Task: Copy every line in the records below that contains the word "Spot".

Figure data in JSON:
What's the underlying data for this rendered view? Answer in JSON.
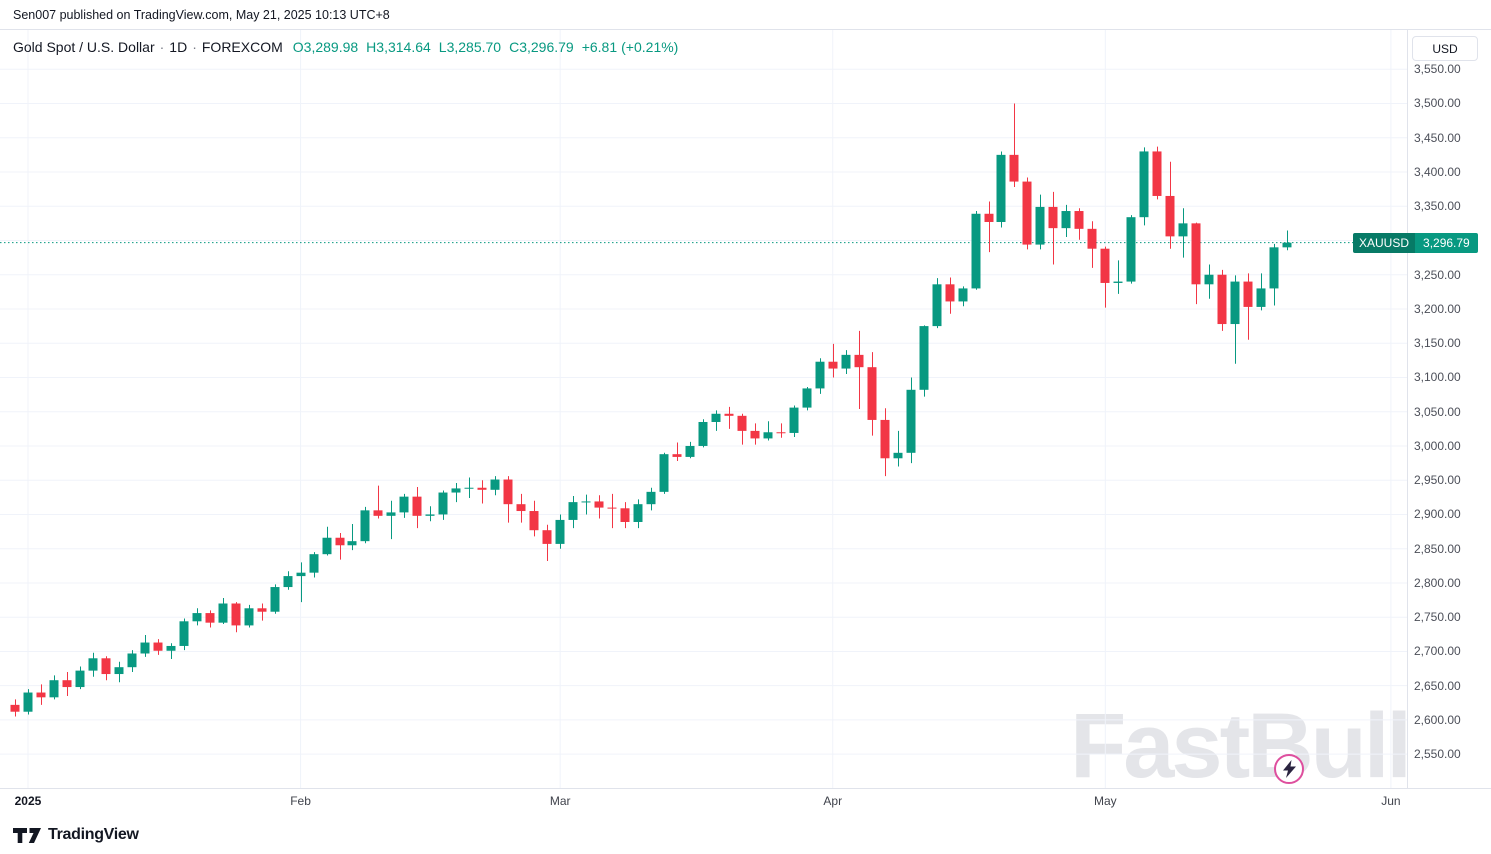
{
  "publish_bar": {
    "text": "Sen007 published on TradingView.com, May 21, 2025 10:13 UTC+8"
  },
  "header": {
    "symbol_title": "Gold Spot / U.S. Dollar",
    "separator": "·",
    "interval": "1D",
    "exchange": "FOREXCOM",
    "ohlc": {
      "o_label": "O",
      "o": "3,289.98",
      "h_label": "H",
      "h": "3,314.64",
      "l_label": "L",
      "l": "3,285.70",
      "c_label": "C",
      "c": "3,296.79",
      "change": "+6.81",
      "change_pct": "(+0.21%)"
    }
  },
  "price_scale": {
    "currency_button": "USD",
    "last_price_label": {
      "symbol": "XAUUSD",
      "price": "3,296.79"
    }
  },
  "footer": {
    "logo_text": "TradingView"
  },
  "watermark": {
    "text": "FastBull"
  },
  "colors": {
    "up": "#089981",
    "down": "#f23645",
    "grid": "#f0f3fa",
    "text_dark": "#131722",
    "text_muted": "#787b86"
  },
  "chart_data": {
    "type": "candlestick",
    "title": "Gold Spot / U.S. Dollar",
    "symbol": "XAUUSD",
    "exchange": "FOREXCOM",
    "timeframe": "1D",
    "last_close": 3296.79,
    "current_bar": {
      "open": 3289.98,
      "high": 3314.64,
      "low": 3285.7,
      "close": 3296.79,
      "change": 6.81,
      "change_pct": 0.21
    },
    "ylim": [
      2505,
      3600
    ],
    "grid": true,
    "price_ticks": [
      3550,
      3500,
      3450,
      3400,
      3350,
      3300,
      3250,
      3200,
      3150,
      3100,
      3050,
      3000,
      2950,
      2900,
      2850,
      2800,
      2750,
      2700,
      2650,
      2600,
      2550
    ],
    "x_ticks": [
      {
        "label": "2025",
        "index": 1
      },
      {
        "label": "Feb",
        "index": 22
      },
      {
        "label": "Mar",
        "index": 42
      },
      {
        "label": "Apr",
        "index": 63
      },
      {
        "label": "May",
        "index": 84
      },
      {
        "label": "Jun",
        "index": 106
      }
    ],
    "candles": [
      [
        "2025-01-02",
        2622,
        2630,
        2605,
        2612
      ],
      [
        "2025-01-03",
        2612,
        2645,
        2608,
        2640
      ],
      [
        "2025-01-06",
        2640,
        2652,
        2622,
        2633
      ],
      [
        "2025-01-07",
        2633,
        2665,
        2630,
        2658
      ],
      [
        "2025-01-08",
        2658,
        2670,
        2635,
        2648
      ],
      [
        "2025-01-09",
        2648,
        2678,
        2645,
        2672
      ],
      [
        "2025-01-10",
        2672,
        2698,
        2663,
        2690
      ],
      [
        "2025-01-13",
        2690,
        2693,
        2658,
        2667
      ],
      [
        "2025-01-14",
        2667,
        2685,
        2655,
        2677
      ],
      [
        "2025-01-15",
        2677,
        2702,
        2670,
        2697
      ],
      [
        "2025-01-16",
        2697,
        2724,
        2692,
        2713
      ],
      [
        "2025-01-17",
        2713,
        2718,
        2695,
        2701
      ],
      [
        "2025-01-20",
        2701,
        2712,
        2689,
        2708
      ],
      [
        "2025-01-21",
        2708,
        2748,
        2702,
        2744
      ],
      [
        "2025-01-22",
        2744,
        2763,
        2738,
        2756
      ],
      [
        "2025-01-23",
        2756,
        2760,
        2735,
        2742
      ],
      [
        "2025-01-24",
        2742,
        2778,
        2740,
        2770
      ],
      [
        "2025-01-27",
        2770,
        2772,
        2728,
        2738
      ],
      [
        "2025-01-28",
        2738,
        2768,
        2735,
        2763
      ],
      [
        "2025-01-29",
        2763,
        2770,
        2745,
        2758
      ],
      [
        "2025-01-30",
        2758,
        2798,
        2755,
        2794
      ],
      [
        "2025-01-31",
        2794,
        2817,
        2790,
        2810
      ],
      [
        "2025-02-03",
        2810,
        2830,
        2772,
        2815
      ],
      [
        "2025-02-04",
        2815,
        2845,
        2808,
        2842
      ],
      [
        "2025-02-05",
        2842,
        2882,
        2840,
        2866
      ],
      [
        "2025-02-06",
        2866,
        2873,
        2834,
        2855
      ],
      [
        "2025-02-07",
        2855,
        2886,
        2848,
        2861
      ],
      [
        "2025-02-10",
        2861,
        2911,
        2858,
        2906
      ],
      [
        "2025-02-11",
        2906,
        2942,
        2894,
        2898
      ],
      [
        "2025-02-12",
        2898,
        2920,
        2864,
        2903
      ],
      [
        "2025-02-13",
        2903,
        2930,
        2895,
        2926
      ],
      [
        "2025-02-14",
        2926,
        2940,
        2880,
        2898
      ],
      [
        "2025-02-17",
        2898,
        2912,
        2890,
        2900
      ],
      [
        "2025-02-18",
        2900,
        2935,
        2892,
        2932
      ],
      [
        "2025-02-19",
        2932,
        2946,
        2918,
        2938
      ],
      [
        "2025-02-20",
        2938,
        2954,
        2924,
        2939
      ],
      [
        "2025-02-21",
        2939,
        2950,
        2916,
        2936
      ],
      [
        "2025-02-24",
        2936,
        2956,
        2928,
        2951
      ],
      [
        "2025-02-25",
        2951,
        2956,
        2888,
        2915
      ],
      [
        "2025-02-26",
        2915,
        2930,
        2888,
        2905
      ],
      [
        "2025-02-27",
        2905,
        2920,
        2868,
        2877
      ],
      [
        "2025-02-28",
        2877,
        2885,
        2832,
        2857
      ],
      [
        "2025-03-03",
        2857,
        2900,
        2850,
        2892
      ],
      [
        "2025-03-04",
        2892,
        2927,
        2880,
        2918
      ],
      [
        "2025-03-05",
        2918,
        2929,
        2900,
        2919
      ],
      [
        "2025-03-06",
        2919,
        2928,
        2894,
        2910
      ],
      [
        "2025-03-07",
        2910,
        2930,
        2880,
        2909
      ],
      [
        "2025-03-10",
        2909,
        2918,
        2880,
        2889
      ],
      [
        "2025-03-11",
        2889,
        2922,
        2880,
        2915
      ],
      [
        "2025-03-12",
        2915,
        2939,
        2906,
        2933
      ],
      [
        "2025-03-13",
        2933,
        2990,
        2930,
        2988
      ],
      [
        "2025-03-14",
        2988,
        3005,
        2978,
        2984
      ],
      [
        "2025-03-17",
        2984,
        3006,
        2982,
        3000
      ],
      [
        "2025-03-18",
        3000,
        3039,
        2998,
        3035
      ],
      [
        "2025-03-19",
        3035,
        3052,
        3022,
        3047
      ],
      [
        "2025-03-20",
        3047,
        3057,
        3025,
        3044
      ],
      [
        "2025-03-21",
        3044,
        3047,
        3002,
        3022
      ],
      [
        "2025-03-24",
        3022,
        3033,
        3002,
        3011
      ],
      [
        "2025-03-25",
        3011,
        3036,
        3008,
        3020
      ],
      [
        "2025-03-26",
        3020,
        3033,
        3012,
        3019
      ],
      [
        "2025-03-27",
        3019,
        3059,
        3013,
        3056
      ],
      [
        "2025-03-28",
        3056,
        3086,
        3052,
        3084
      ],
      [
        "2025-03-31",
        3084,
        3128,
        3076,
        3123
      ],
      [
        "2025-04-01",
        3123,
        3149,
        3100,
        3113
      ],
      [
        "2025-04-02",
        3113,
        3140,
        3105,
        3133
      ],
      [
        "2025-04-03",
        3133,
        3168,
        3054,
        3115
      ],
      [
        "2025-04-04",
        3115,
        3137,
        3015,
        3038
      ],
      [
        "2025-04-07",
        3038,
        3055,
        2956,
        2982
      ],
      [
        "2025-04-08",
        2982,
        3022,
        2970,
        2990
      ],
      [
        "2025-04-09",
        2990,
        3100,
        2975,
        3082
      ],
      [
        "2025-04-10",
        3082,
        3176,
        3072,
        3175
      ],
      [
        "2025-04-11",
        3175,
        3245,
        3172,
        3236
      ],
      [
        "2025-04-14",
        3236,
        3246,
        3193,
        3211
      ],
      [
        "2025-04-15",
        3211,
        3233,
        3204,
        3230
      ],
      [
        "2025-04-16",
        3230,
        3343,
        3228,
        3339
      ],
      [
        "2025-04-17",
        3339,
        3357,
        3283,
        3327
      ],
      [
        "2025-04-21",
        3327,
        3430,
        3319,
        3425
      ],
      [
        "2025-04-22",
        3425,
        3500,
        3378,
        3386
      ],
      [
        "2025-04-23",
        3386,
        3392,
        3287,
        3294
      ],
      [
        "2025-04-24",
        3294,
        3367,
        3287,
        3349
      ],
      [
        "2025-04-25",
        3349,
        3371,
        3265,
        3318
      ],
      [
        "2025-04-28",
        3318,
        3352,
        3305,
        3343
      ],
      [
        "2025-04-29",
        3343,
        3347,
        3301,
        3317
      ],
      [
        "2025-04-30",
        3317,
        3328,
        3260,
        3288
      ],
      [
        "2025-05-01",
        3288,
        3291,
        3202,
        3238
      ],
      [
        "2025-05-02",
        3238,
        3271,
        3222,
        3240
      ],
      [
        "2025-05-05",
        3240,
        3337,
        3237,
        3334
      ],
      [
        "2025-05-06",
        3334,
        3436,
        3322,
        3430
      ],
      [
        "2025-05-07",
        3430,
        3437,
        3360,
        3365
      ],
      [
        "2025-05-08",
        3365,
        3415,
        3288,
        3306
      ],
      [
        "2025-05-09",
        3306,
        3347,
        3275,
        3325
      ],
      [
        "2025-05-12",
        3325,
        3326,
        3207,
        3236
      ],
      [
        "2025-05-13",
        3236,
        3265,
        3215,
        3250
      ],
      [
        "2025-05-14",
        3250,
        3257,
        3168,
        3178
      ],
      [
        "2025-05-15",
        3178,
        3249,
        3120,
        3240
      ],
      [
        "2025-05-16",
        3240,
        3252,
        3155,
        3203
      ],
      [
        "2025-05-19",
        3203,
        3252,
        3198,
        3230
      ],
      [
        "2025-05-20",
        3230,
        3295,
        3205,
        3290
      ],
      [
        "2025-05-21",
        3289.98,
        3314.64,
        3285.7,
        3296.79
      ]
    ]
  }
}
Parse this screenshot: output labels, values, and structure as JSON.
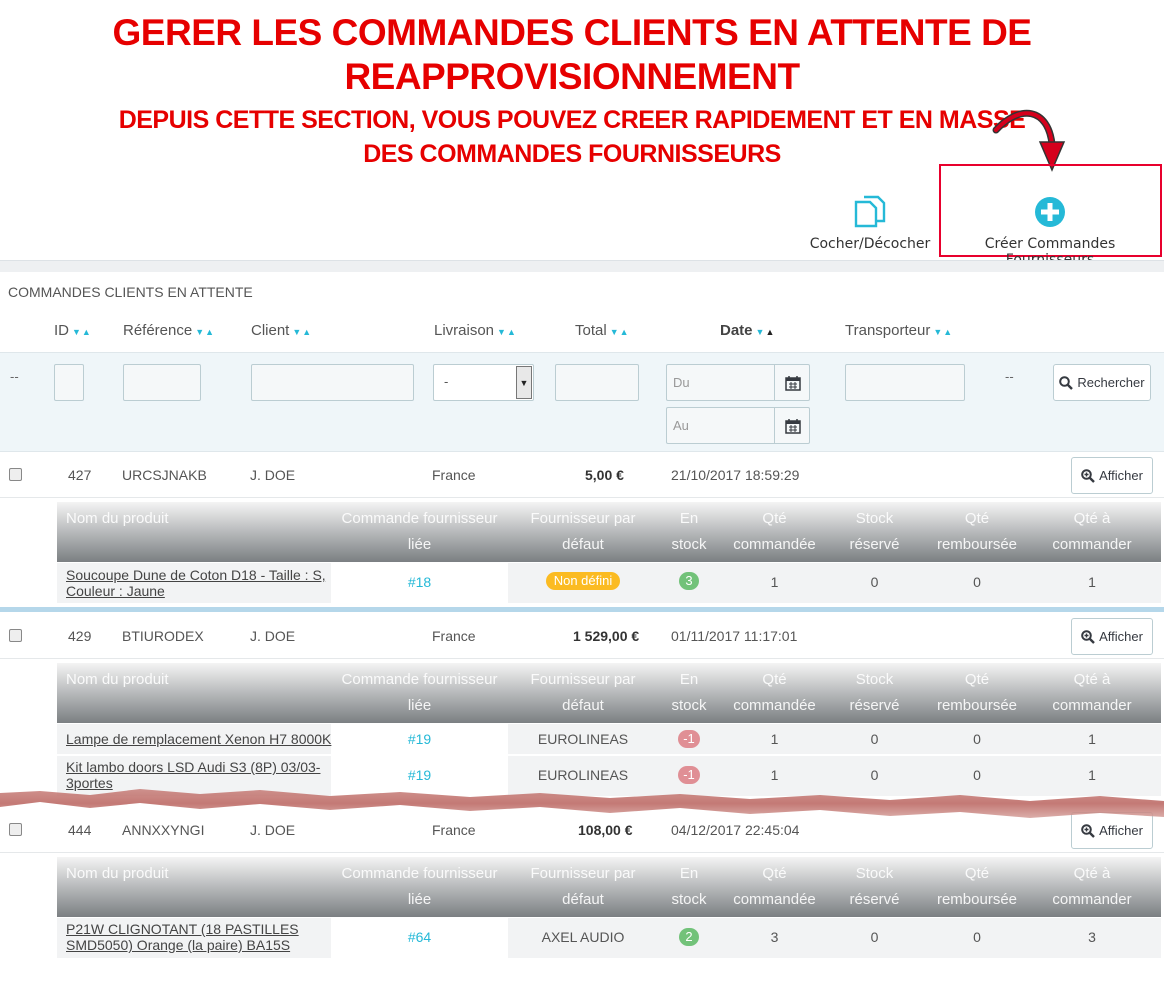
{
  "banner": {
    "title_line1": "GERER LES COMMANDES CLIENTS EN ATTENTE DE",
    "title_line2": "REAPPROVISIONNEMENT",
    "subtitle_line1": "DEPUIS CETTE SECTION, VOUS POUVEZ CREER RAPIDEMENT ET EN MASSE",
    "subtitle_line2": "DES COMMANDES FOURNISSEURS"
  },
  "toolbar": {
    "check_label": "Cocher/Décocher",
    "create_label": "Créer Commandes Fournisseurs"
  },
  "panel": {
    "title": "COMMANDES CLIENTS EN ATTENTE",
    "columns": [
      "ID",
      "Référence",
      "Client",
      "Livraison",
      "Total",
      "Date",
      "Transporteur"
    ]
  },
  "filters": {
    "id_dash": "--",
    "delivery_value": "-",
    "date_from_placeholder": "Du",
    "date_to_placeholder": "Au",
    "trailing_dash": "--",
    "search_label": "Rechercher"
  },
  "subheaders": [
    "Nom du produit",
    "Commande fournisseur liée",
    "Fournisseur par défaut",
    "En stock",
    "Qté commandée",
    "Stock réservé",
    "Qté remboursée",
    "Qté à commander"
  ],
  "view_label": "Afficher",
  "orders": [
    {
      "id": "427",
      "reference": "URCSJNAKB",
      "client": "J. DOE",
      "delivery": "France",
      "total": "5,00 €",
      "date": "21/10/2017 18:59:29",
      "products": [
        {
          "name_line1": "Soucoupe Dune de Coton D18 - Taille : S,",
          "name_line2": "Couleur : Jaune",
          "supplier_order": "#18",
          "supplier": "Non défini",
          "stock": "3",
          "ordered": "1",
          "reserved": "0",
          "refunded": "0",
          "to_order": "1"
        }
      ]
    },
    {
      "id": "429",
      "reference": "BTIURODEX",
      "client": "J. DOE",
      "delivery": "France",
      "total": "1 529,00 €",
      "date": "01/11/2017 11:17:01",
      "products": [
        {
          "name_line1": "Lampe de remplacement Xenon H7 8000K",
          "name_line2": "",
          "supplier_order": "#19",
          "supplier": "EUROLINEAS",
          "stock": "-1",
          "ordered": "1",
          "reserved": "0",
          "refunded": "0",
          "to_order": "1"
        },
        {
          "name_line1": "Kit lambo doors LSD Audi S3 (8P) 03/03-",
          "name_line2": "3portes",
          "supplier_order": "#19",
          "supplier": "EUROLINEAS",
          "stock": "-1",
          "ordered": "1",
          "reserved": "0",
          "refunded": "0",
          "to_order": "1"
        }
      ]
    },
    {
      "id": "444",
      "reference": "ANNXXYNGI",
      "client": "J. DOE",
      "delivery": "France",
      "total": "108,00 €",
      "date": "04/12/2017 22:45:04",
      "products": [
        {
          "name_line1": "P21W CLIGNOTANT (18 PASTILLES",
          "name_line2": "SMD5050) Orange (la paire) BA15S",
          "supplier_order": "#64",
          "supplier": "AXEL AUDIO",
          "stock": "2",
          "ordered": "3",
          "reserved": "0",
          "refunded": "0",
          "to_order": "3"
        }
      ]
    }
  ],
  "colors": {
    "accent": "#25b9d7",
    "danger": "#e60000",
    "badge_warning": "#fbbb22",
    "badge_success": "#72c279",
    "badge_danger": "#e08f95"
  },
  "icons": {
    "check_tool": "copy-icon",
    "create_tool": "plus-circle-icon",
    "calendar": "calendar-icon",
    "search": "search-icon",
    "view": "zoom-in-icon"
  }
}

Reply:
    "symbol_title": "Gold Spot / U.S. Dollar",
    "title": "Gold Spot / U.S. Dollar",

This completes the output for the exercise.